** Request **
Gather all lines containing the string "лекарственных" and copy them out.

** Raw records **

------------------------------------

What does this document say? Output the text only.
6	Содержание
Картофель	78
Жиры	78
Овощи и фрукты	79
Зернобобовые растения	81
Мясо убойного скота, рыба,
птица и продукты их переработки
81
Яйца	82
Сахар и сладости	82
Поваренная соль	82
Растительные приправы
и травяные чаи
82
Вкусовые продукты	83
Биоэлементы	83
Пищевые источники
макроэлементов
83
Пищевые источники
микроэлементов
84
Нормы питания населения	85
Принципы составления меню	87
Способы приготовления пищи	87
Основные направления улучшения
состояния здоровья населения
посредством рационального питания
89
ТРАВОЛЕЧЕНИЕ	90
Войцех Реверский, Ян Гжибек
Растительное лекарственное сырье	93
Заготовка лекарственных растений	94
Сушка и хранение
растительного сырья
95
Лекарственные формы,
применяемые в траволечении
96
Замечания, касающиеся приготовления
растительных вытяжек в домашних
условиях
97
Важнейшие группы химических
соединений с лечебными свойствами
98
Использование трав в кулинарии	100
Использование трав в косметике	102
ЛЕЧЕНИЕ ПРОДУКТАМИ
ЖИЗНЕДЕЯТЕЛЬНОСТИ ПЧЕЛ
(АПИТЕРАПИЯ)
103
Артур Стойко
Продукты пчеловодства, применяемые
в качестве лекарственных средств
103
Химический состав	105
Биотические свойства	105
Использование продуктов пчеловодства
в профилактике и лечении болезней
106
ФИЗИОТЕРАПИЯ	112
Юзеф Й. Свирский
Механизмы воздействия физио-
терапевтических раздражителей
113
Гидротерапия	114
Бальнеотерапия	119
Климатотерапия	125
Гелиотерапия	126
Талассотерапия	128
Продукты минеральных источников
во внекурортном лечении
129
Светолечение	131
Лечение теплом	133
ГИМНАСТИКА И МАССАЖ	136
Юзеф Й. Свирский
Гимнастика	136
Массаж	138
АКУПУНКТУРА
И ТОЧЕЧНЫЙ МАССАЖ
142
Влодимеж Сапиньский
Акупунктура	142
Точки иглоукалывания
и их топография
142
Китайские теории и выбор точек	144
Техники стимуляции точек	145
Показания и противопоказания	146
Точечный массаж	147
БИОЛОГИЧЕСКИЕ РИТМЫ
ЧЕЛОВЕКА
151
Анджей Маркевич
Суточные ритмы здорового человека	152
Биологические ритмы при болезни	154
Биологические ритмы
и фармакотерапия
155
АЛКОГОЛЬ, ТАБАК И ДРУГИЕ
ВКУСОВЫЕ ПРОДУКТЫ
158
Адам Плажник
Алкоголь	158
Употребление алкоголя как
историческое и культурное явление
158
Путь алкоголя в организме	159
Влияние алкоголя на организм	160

------------------------------------

** Exercise result **
Заготовка лекарственных растений	94
в качестве лекарственных средств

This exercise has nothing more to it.